• Record excerpts:
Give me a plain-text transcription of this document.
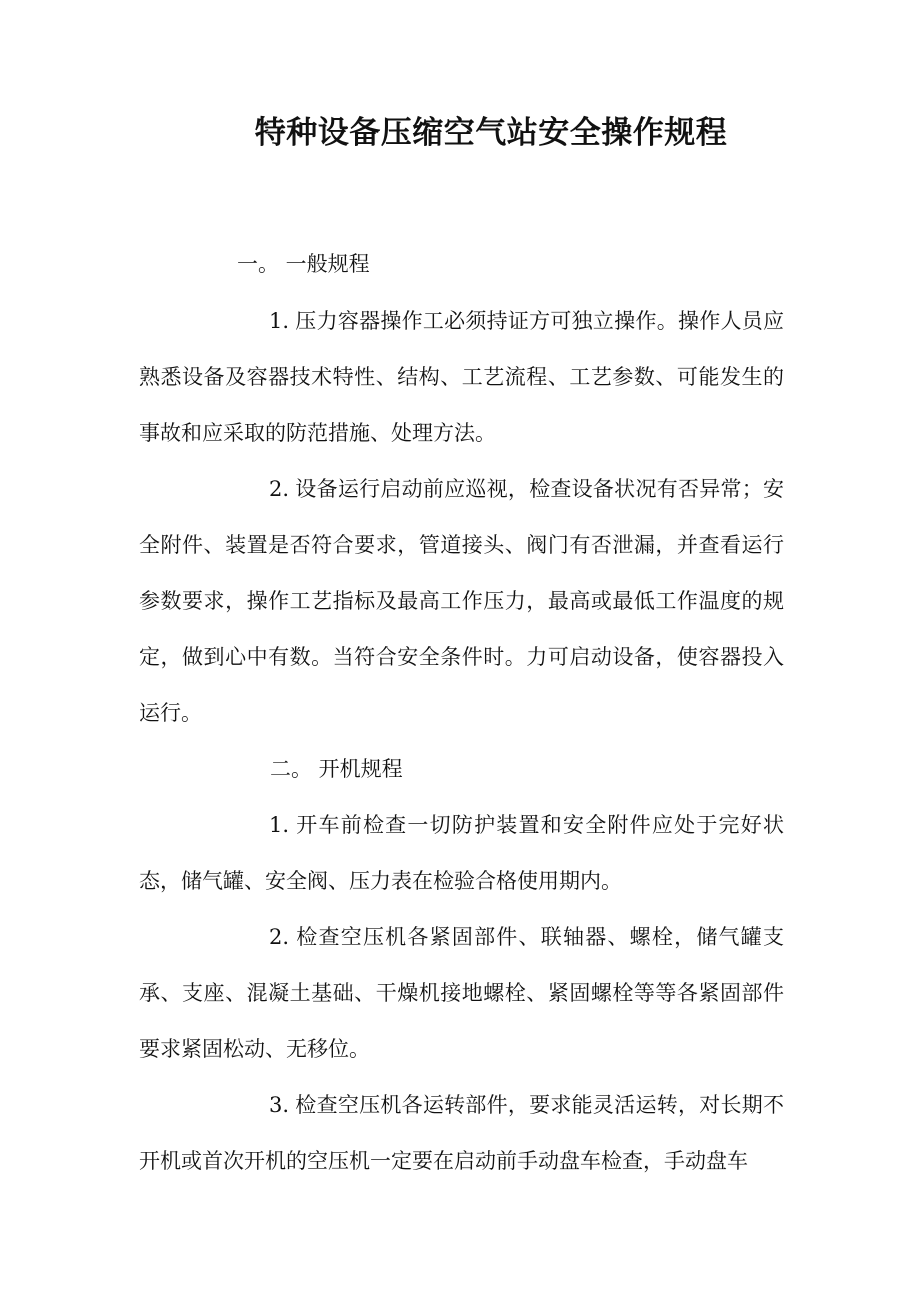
特种设备压缩空气站安全操作规程
一。 一般规程
1. 压力容器操作工必须持证方可独立操作。操作人员应熟悉设备及容器技术特性、结构、工艺流程、工艺参数、可能发生的事故和应采取的防范措施、处理方法。
2. 设备运行启动前应巡视，检查设备状况有否异常；安全附件、装置是否符合要求，管道接头、阀门有否泄漏，并查看运行参数要求，操作工艺指标及最高工作压力，最高或最低工作温度的规定，做到心中有数。当符合安全条件时。力可启动设备，使容器投入运行。
二。 开机规程
1. 开车前检查一切防护装置和安全附件应处于完好状态，储气罐、安全阀、压力表在检验合格使用期内。
2. 检查空压机各紧固部件、联轴器、螺栓，储气罐支承、支座、混凝土基础、干燥机接地螺栓、紧固螺栓等等各紧固部件要求紧固松动、无移位。
3. 检查空压机各运转部件，要求能灵活运转，对长期不开机或首次开机的空压机一定要在启动前手动盘车检查，手动盘车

• Work required: Reproduce all of the data exactly; the pictures do not belong in the copy.

• Reply to the exercise:
Give me a plain-text transcription of this document.
特种设备压缩空气站安全操作规程
一。 一般规程
1. 压力容器操作工必须持证方可独立操作。操作人员应熟悉设备及容器技术特性、结构、工艺流程、工艺参数、可能发生的事故和应采取的防范措施、处理方法。
2. 设备运行启动前应巡视，检查设备状况有否异常；安全附件、装置是否符合要求，管道接头、阀门有否泄漏，并查看运行参数要求，操作工艺指标及最高工作压力，最高或最低工作温度的规定，做到心中有数。当符合安全条件时。力可启动设备，使容器投入运行。
二。 开机规程
1. 开车前检查一切防护装置和安全附件应处于完好状态，储气罐、安全阀、压力表在检验合格使用期内。
2. 检查空压机各紧固部件、联轴器、螺栓，储气罐支承、支座、混凝土基础、干燥机接地螺栓、紧固螺栓等等各紧固部件要求紧固松动、无移位。
3. 检查空压机各运转部件，要求能灵活运转，对长期不开机或首次开机的空压机一定要在启动前手动盘车检查，手动盘车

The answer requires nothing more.